**Excerpted data**

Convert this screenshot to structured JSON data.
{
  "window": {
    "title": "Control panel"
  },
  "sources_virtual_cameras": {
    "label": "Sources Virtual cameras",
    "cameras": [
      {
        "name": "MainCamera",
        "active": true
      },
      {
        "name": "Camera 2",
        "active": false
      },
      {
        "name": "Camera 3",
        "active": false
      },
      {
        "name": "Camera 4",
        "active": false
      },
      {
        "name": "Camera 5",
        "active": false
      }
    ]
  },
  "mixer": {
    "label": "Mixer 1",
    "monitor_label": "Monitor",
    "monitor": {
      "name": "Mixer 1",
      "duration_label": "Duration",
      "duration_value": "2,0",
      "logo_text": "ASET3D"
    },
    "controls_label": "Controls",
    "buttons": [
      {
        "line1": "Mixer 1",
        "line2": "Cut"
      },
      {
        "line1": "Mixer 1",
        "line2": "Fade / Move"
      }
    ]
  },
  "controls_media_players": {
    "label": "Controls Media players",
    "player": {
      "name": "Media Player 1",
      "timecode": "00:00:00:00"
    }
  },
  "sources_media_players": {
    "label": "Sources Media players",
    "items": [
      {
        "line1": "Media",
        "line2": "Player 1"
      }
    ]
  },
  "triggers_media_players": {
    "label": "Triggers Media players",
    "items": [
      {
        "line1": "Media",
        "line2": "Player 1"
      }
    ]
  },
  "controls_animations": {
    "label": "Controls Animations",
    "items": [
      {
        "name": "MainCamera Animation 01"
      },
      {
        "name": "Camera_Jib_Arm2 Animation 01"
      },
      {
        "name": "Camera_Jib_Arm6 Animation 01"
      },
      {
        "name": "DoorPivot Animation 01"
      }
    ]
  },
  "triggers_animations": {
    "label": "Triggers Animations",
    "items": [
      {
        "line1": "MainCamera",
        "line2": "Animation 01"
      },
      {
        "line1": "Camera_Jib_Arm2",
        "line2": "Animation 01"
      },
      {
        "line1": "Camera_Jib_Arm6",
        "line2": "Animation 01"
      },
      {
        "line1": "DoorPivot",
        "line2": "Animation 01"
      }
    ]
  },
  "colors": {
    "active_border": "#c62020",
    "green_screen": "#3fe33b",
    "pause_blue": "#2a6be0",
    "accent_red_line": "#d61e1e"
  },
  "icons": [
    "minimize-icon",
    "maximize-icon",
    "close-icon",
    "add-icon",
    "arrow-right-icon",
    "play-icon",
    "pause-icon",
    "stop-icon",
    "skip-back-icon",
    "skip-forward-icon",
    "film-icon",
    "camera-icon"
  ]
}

**Directive**
Scan the material above. Extract every line in which the word "DoorPivot" occurs.

**Answer to this task**
        "name": "DoorPivot Animation 01"
        "line1": "DoorPivot",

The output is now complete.